▶ **DATASET RECORDS**:
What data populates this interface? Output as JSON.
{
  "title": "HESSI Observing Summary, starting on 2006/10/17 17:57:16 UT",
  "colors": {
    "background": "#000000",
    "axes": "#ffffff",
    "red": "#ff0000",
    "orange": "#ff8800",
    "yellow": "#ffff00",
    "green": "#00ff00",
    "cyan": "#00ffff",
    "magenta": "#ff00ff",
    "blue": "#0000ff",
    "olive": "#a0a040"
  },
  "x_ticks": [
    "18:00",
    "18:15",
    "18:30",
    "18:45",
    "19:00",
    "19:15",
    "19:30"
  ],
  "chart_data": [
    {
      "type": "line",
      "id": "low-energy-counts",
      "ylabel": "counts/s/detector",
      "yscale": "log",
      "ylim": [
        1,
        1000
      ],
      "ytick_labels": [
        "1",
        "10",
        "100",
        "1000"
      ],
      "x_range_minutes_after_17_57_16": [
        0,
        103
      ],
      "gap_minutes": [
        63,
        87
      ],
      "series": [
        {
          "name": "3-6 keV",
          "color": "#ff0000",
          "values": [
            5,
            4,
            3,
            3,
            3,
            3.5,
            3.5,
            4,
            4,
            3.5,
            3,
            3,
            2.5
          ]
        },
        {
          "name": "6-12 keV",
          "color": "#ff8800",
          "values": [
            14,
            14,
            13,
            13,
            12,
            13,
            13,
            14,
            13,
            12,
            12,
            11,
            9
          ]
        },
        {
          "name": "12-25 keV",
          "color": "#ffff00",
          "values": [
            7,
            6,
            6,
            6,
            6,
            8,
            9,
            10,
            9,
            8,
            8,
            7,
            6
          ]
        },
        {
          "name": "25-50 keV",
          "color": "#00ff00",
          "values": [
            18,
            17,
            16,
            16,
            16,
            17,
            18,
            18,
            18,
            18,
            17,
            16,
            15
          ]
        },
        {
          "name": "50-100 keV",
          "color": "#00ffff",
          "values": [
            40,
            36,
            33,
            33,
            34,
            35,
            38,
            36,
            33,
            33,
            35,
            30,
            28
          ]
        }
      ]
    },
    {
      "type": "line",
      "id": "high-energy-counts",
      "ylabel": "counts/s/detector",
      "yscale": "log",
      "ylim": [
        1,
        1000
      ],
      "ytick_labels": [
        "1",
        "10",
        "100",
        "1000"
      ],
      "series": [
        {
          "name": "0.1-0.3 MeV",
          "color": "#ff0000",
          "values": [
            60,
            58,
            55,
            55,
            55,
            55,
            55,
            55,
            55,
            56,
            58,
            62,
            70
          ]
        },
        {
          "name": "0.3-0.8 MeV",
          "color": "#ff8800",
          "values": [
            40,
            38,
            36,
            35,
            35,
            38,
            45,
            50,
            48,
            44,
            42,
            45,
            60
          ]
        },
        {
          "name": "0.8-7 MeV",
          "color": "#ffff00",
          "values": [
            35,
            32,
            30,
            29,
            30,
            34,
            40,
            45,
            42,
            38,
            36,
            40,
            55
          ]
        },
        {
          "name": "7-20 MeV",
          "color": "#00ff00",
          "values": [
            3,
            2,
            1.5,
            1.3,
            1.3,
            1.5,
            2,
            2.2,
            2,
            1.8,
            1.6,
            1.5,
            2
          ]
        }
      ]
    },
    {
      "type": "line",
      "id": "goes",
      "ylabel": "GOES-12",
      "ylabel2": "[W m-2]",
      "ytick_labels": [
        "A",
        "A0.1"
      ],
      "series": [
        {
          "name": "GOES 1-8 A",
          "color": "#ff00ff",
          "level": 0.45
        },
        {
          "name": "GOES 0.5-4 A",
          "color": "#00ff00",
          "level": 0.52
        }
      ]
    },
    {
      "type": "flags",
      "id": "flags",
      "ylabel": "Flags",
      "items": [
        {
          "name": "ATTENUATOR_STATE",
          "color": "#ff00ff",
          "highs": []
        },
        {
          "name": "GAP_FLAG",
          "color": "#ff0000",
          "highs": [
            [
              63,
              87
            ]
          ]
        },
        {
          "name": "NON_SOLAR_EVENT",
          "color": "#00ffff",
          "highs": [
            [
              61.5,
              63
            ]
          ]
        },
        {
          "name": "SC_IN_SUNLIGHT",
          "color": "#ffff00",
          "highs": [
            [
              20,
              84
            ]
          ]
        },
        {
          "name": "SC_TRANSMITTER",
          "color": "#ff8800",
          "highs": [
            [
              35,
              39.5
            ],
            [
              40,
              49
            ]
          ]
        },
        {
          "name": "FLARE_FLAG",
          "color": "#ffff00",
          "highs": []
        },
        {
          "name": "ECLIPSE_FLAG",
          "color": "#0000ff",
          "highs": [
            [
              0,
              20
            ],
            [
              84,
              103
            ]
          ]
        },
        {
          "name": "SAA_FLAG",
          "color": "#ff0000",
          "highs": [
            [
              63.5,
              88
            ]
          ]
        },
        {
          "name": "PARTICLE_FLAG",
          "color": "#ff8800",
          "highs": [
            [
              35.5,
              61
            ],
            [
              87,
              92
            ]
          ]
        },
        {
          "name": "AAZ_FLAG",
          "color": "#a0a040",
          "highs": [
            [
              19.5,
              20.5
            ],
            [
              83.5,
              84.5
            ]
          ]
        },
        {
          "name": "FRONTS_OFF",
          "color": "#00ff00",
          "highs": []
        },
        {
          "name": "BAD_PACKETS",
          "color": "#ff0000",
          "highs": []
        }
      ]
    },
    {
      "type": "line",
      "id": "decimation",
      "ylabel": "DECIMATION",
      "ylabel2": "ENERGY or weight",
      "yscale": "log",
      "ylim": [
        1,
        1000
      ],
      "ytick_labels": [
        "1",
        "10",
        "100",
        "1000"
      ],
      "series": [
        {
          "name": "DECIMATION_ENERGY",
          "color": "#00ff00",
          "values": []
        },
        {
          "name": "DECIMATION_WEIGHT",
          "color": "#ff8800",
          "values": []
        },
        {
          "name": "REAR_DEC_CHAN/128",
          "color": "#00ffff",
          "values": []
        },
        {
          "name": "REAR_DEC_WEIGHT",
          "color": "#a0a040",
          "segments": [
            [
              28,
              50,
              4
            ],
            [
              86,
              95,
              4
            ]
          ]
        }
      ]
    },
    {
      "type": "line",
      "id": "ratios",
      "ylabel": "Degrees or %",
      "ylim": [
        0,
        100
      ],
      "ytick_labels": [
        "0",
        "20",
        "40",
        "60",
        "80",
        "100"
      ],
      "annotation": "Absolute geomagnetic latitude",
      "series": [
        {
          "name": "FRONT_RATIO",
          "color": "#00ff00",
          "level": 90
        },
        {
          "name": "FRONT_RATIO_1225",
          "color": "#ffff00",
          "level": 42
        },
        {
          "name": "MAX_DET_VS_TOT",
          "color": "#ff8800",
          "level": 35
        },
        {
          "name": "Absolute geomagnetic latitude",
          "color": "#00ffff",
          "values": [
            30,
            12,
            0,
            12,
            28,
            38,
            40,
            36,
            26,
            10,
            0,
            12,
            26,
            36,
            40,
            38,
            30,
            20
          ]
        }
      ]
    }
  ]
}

▶ **AIM OF THE EXERCISE**: The entries above must be returned exactly.

▶ **SOLVED PROBLEM**:
What data populates this interface? Output as JSON.
{
  "title": "HESSI Observing Summary, starting on 2006/10/17 17:57:16 UT",
  "colors": {
    "background": "#000000",
    "axes": "#ffffff",
    "red": "#ff0000",
    "orange": "#ff8800",
    "yellow": "#ffff00",
    "green": "#00ff00",
    "cyan": "#00ffff",
    "magenta": "#ff00ff",
    "blue": "#0000ff",
    "olive": "#a0a040"
  },
  "x_ticks": [
    "18:00",
    "18:15",
    "18:30",
    "18:45",
    "19:00",
    "19:15",
    "19:30"
  ],
  "chart_data": [
    {
      "type": "line",
      "id": "low-energy-counts",
      "ylabel": "counts/s/detector",
      "yscale": "log",
      "ylim": [
        1,
        1000
      ],
      "ytick_labels": [
        "1",
        "10",
        "100",
        "1000"
      ],
      "x_range_minutes_after_17_57_16": [
        0,
        103
      ],
      "gap_minutes": [
        63,
        87
      ],
      "series": [
        {
          "name": "3-6 keV",
          "color": "#ff0000",
          "values": [
            5,
            4,
            3,
            3,
            3,
            3.5,
            3.5,
            4,
            4,
            3.5,
            3,
            3,
            2.5
          ]
        },
        {
          "name": "6-12 keV",
          "color": "#ff8800",
          "values": [
            14,
            14,
            13,
            13,
            12,
            13,
            13,
            14,
            13,
            12,
            12,
            11,
            9
          ]
        },
        {
          "name": "12-25 keV",
          "color": "#ffff00",
          "values": [
            7,
            6,
            6,
            6,
            6,
            8,
            9,
            10,
            9,
            8,
            8,
            7,
            6
          ]
        },
        {
          "name": "25-50 keV",
          "color": "#00ff00",
          "values": [
            18,
            17,
            16,
            16,
            16,
            17,
            18,
            18,
            18,
            18,
            17,
            16,
            15
          ]
        },
        {
          "name": "50-100 keV",
          "color": "#00ffff",
          "values": [
            40,
            36,
            33,
            33,
            34,
            35,
            38,
            36,
            33,
            33,
            35,
            30,
            28
          ]
        }
      ]
    },
    {
      "type": "line",
      "id": "high-energy-counts",
      "ylabel": "counts/s/detector",
      "yscale": "log",
      "ylim": [
        1,
        1000
      ],
      "ytick_labels": [
        "1",
        "10",
        "100",
        "1000"
      ],
      "series": [
        {
          "name": "0.1-0.3 MeV",
          "color": "#ff0000",
          "values": [
            60,
            58,
            55,
            55,
            55,
            55,
            55,
            55,
            55,
            56,
            58,
            62,
            70
          ]
        },
        {
          "name": "0.3-0.8 MeV",
          "color": "#ff8800",
          "values": [
            40,
            38,
            36,
            35,
            35,
            38,
            45,
            50,
            48,
            44,
            42,
            45,
            60
          ]
        },
        {
          "name": "0.8-7 MeV",
          "color": "#ffff00",
          "values": [
            35,
            32,
            30,
            29,
            30,
            34,
            40,
            45,
            42,
            38,
            36,
            40,
            55
          ]
        },
        {
          "name": "7-20 MeV",
          "color": "#00ff00",
          "values": [
            3,
            2,
            1.5,
            1.3,
            1.3,
            1.5,
            2,
            2.2,
            2,
            1.8,
            1.6,
            1.5,
            2
          ]
        }
      ]
    },
    {
      "type": "line",
      "id": "goes",
      "ylabel": "GOES-12",
      "ylabel2": "[W m-2]",
      "ytick_labels": [
        "A",
        "A0.1"
      ],
      "series": [
        {
          "name": "GOES 1-8 A",
          "color": "#ff00ff",
          "level": 0.45
        },
        {
          "name": "GOES 0.5-4 A",
          "color": "#00ff00",
          "level": 0.52
        }
      ]
    },
    {
      "type": "flags",
      "id": "flags",
      "ylabel": "Flags",
      "items": [
        {
          "name": "ATTENUATOR_STATE",
          "color": "#ff00ff",
          "highs": []
        },
        {
          "name": "GAP_FLAG",
          "color": "#ff0000",
          "highs": [
            [
              63,
              87
            ]
          ]
        },
        {
          "name": "NON_SOLAR_EVENT",
          "color": "#00ffff",
          "highs": [
            [
              61.5,
              63
            ]
          ]
        },
        {
          "name": "SC_IN_SUNLIGHT",
          "color": "#ffff00",
          "highs": [
            [
              20,
              84
            ]
          ]
        },
        {
          "name": "SC_TRANSMITTER",
          "color": "#ff8800",
          "highs": [
            [
              35,
              39.5
            ],
            [
              40,
              49
            ]
          ]
        },
        {
          "name": "FLARE_FLAG",
          "color": "#ffff00",
          "highs": []
        },
        {
          "name": "ECLIPSE_FLAG",
          "color": "#0000ff",
          "highs": [
            [
              0,
              20
            ],
            [
              84,
              103
            ]
          ]
        },
        {
          "name": "SAA_FLAG",
          "color": "#ff0000",
          "highs": [
            [
              63.5,
              88
            ]
          ]
        },
        {
          "name": "PARTICLE_FLAG",
          "color": "#ff8800",
          "highs": [
            [
              35.5,
              61
            ],
            [
              87,
              92
            ]
          ]
        },
        {
          "name": "AAZ_FLAG",
          "color": "#a0a040",
          "highs": [
            [
              19.5,
              20.5
            ],
            [
              83.5,
              84.5
            ]
          ]
        },
        {
          "name": "FRONTS_OFF",
          "color": "#00ff00",
          "highs": []
        },
        {
          "name": "BAD_PACKETS",
          "color": "#ff0000",
          "highs": []
        }
      ]
    },
    {
      "type": "line",
      "id": "decimation",
      "ylabel": "DECIMATION",
      "ylabel2": "ENERGY or weight",
      "yscale": "log",
      "ylim": [
        1,
        1000
      ],
      "ytick_labels": [
        "1",
        "10",
        "100",
        "1000"
      ],
      "series": [
        {
          "name": "DECIMATION_ENERGY",
          "color": "#00ff00",
          "values": []
        },
        {
          "name": "DECIMATION_WEIGHT",
          "color": "#ff8800",
          "values": []
        },
        {
          "name": "REAR_DEC_CHAN/128",
          "color": "#00ffff",
          "values": []
        },
        {
          "name": "REAR_DEC_WEIGHT",
          "color": "#a0a040",
          "segments": [
            [
              28,
              50,
              4
            ],
            [
              86,
              95,
              4
            ]
          ]
        }
      ]
    },
    {
      "type": "line",
      "id": "ratios",
      "ylabel": "Degrees or %",
      "ylim": [
        0,
        100
      ],
      "ytick_labels": [
        "0",
        "20",
        "40",
        "60",
        "80",
        "100"
      ],
      "annotation": "Absolute geomagnetic latitude",
      "series": [
        {
          "name": "FRONT_RATIO",
          "color": "#00ff00",
          "level": 90
        },
        {
          "name": "FRONT_RATIO_1225",
          "color": "#ffff00",
          "level": 42
        },
        {
          "name": "MAX_DET_VS_TOT",
          "color": "#ff8800",
          "level": 35
        },
        {
          "name": "Absolute geomagnetic latitude",
          "color": "#00ffff",
          "values": [
            30,
            12,
            0,
            12,
            28,
            38,
            40,
            36,
            26,
            10,
            0,
            12,
            26,
            36,
            40,
            38,
            30,
            20
          ]
        }
      ]
    }
  ]
}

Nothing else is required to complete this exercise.